____ Data for processing
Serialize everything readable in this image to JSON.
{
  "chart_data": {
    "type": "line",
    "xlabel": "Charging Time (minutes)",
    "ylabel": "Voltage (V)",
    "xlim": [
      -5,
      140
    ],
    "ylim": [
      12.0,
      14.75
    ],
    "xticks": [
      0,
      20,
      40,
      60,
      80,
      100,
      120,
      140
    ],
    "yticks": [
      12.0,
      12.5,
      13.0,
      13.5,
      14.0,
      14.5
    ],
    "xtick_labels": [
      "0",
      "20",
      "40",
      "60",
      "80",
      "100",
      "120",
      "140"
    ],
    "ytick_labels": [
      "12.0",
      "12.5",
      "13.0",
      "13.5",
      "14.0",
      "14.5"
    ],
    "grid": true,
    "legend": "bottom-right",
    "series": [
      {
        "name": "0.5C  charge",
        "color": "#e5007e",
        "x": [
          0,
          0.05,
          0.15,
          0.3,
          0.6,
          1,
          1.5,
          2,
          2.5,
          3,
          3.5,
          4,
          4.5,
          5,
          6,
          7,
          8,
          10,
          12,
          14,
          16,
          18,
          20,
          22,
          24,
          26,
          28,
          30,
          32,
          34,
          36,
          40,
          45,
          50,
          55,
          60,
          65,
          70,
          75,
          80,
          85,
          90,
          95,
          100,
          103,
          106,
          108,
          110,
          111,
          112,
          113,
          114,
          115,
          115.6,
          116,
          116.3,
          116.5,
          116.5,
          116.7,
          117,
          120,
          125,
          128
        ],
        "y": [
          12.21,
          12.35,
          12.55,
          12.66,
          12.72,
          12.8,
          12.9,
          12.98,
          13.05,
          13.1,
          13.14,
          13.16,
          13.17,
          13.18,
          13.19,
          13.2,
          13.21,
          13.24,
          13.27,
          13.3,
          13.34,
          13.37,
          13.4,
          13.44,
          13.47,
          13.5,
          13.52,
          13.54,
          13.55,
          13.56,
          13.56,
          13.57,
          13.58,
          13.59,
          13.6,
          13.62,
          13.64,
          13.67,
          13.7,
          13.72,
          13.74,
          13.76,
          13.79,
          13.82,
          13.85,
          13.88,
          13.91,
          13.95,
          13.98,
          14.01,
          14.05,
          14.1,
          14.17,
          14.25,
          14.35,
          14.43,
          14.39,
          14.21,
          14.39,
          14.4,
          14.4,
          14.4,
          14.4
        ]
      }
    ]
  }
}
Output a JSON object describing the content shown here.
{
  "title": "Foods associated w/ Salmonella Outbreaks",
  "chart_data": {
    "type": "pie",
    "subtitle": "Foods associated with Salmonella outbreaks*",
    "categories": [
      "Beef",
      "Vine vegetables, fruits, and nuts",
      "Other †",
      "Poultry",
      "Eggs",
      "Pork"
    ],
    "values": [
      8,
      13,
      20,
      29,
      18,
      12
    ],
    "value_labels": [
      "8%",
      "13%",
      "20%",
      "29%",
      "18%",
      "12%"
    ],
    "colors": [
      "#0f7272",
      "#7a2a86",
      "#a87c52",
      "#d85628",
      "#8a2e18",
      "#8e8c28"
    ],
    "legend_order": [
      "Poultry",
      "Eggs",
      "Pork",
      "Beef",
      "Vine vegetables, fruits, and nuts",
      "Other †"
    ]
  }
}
________
Whichever lines contain the string "associated", select and copy them.

  "title": "Foods associated w/ Salmonella Outbreaks",
    "subtitle": "Foods associated with Salmonella outbreaks*",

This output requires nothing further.